▶ [What the task asks]
Within the records below, find each line that holds the string "should", then copy it.

▶ [Provided material]

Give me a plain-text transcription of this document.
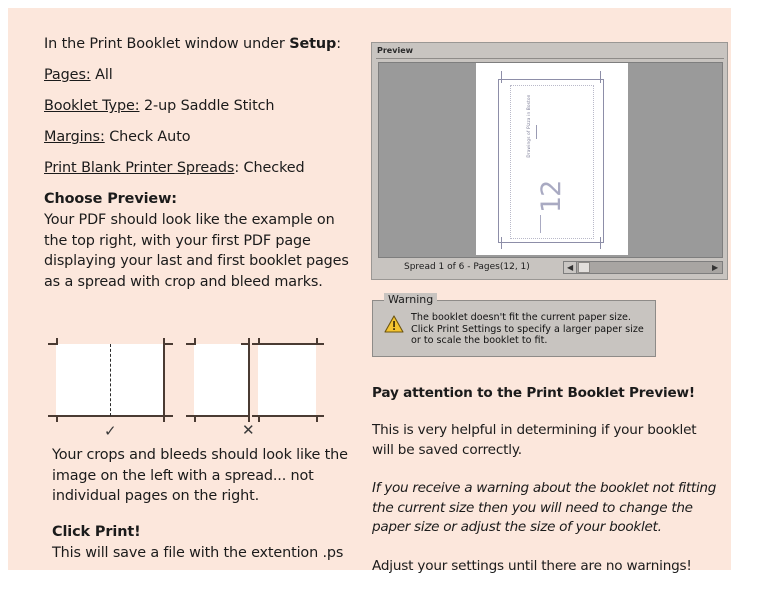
In the Print Booklet window under Setup:

Pages: All

Booklet Type: 2-up Saddle Stitch

Margins: Check Auto

Print Blank Printer Spreads: Checked

Choose Preview:

Your PDF should look like the example on the top right, with your first PDF page displaying your last and first booklet pages as a spread with crop and bleed marks.

✓	✕

Your crops and bleeds should look like the image on the left with a spread... not individual pages on the right.

Click Print!

This will save a file with the extention .ps

Preview
Drawings of Pizza in Boston
12
Spread 1 of 6 - Pages(12, 1)	◀	▶
Warning
The booklet doesn't fit the current paper size. Click Print Settings to specify a larger paper size or to scale the booklet to fit.

Pay attention to the Print Booklet Preview!

This is very helpful in determining if your booklet will be saved correctly.

If you receive a warning about the booklet not fitting the current size then you will need to change the paper size or adjust the size of your booklet.

Adjust your settings until there are no warnings!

▶ [Complete output]
Your PDF should look like the example on the top right, with your first PDF page displaying your last and first booklet pages as a spread with crop and bleed marks.
Your crops and bleeds should look like the image on the left with a spread... not individual pages on the right.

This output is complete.